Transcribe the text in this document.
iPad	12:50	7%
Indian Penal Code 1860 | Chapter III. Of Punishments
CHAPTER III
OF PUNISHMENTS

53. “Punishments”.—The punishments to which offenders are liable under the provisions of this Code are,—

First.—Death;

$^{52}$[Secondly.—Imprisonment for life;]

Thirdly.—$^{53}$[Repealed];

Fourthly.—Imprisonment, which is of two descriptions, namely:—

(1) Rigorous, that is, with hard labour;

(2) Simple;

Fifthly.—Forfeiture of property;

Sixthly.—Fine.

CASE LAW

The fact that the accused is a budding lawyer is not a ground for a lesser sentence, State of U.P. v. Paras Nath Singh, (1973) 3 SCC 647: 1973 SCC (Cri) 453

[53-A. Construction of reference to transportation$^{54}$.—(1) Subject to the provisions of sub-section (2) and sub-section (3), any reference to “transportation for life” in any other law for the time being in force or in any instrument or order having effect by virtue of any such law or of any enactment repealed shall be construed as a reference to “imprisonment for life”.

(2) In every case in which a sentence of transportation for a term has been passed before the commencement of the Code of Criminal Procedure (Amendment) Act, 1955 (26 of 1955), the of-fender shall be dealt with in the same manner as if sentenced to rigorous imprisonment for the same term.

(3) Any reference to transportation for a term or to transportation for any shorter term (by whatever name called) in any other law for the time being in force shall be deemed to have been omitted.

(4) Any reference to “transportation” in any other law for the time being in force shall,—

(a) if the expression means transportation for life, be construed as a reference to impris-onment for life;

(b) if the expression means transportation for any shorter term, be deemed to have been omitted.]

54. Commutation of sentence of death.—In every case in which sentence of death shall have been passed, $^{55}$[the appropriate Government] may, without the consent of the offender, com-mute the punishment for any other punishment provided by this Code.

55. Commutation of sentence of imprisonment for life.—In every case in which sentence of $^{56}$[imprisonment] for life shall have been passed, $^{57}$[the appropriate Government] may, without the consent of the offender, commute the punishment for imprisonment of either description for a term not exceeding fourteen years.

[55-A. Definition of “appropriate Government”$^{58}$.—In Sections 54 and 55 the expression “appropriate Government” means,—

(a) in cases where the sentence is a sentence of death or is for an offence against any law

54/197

Directive:
Pull out the lines above in which the word "that" appears.

Task output:
(1) Rigorous, that is, with hard labour;
The fact that the accused is a budding lawyer is not a ground for a lesser sentence, State of U.P. v. Paras Nath Singh, (1973) 3 SCC 647: 1973 SCC (Cri) 453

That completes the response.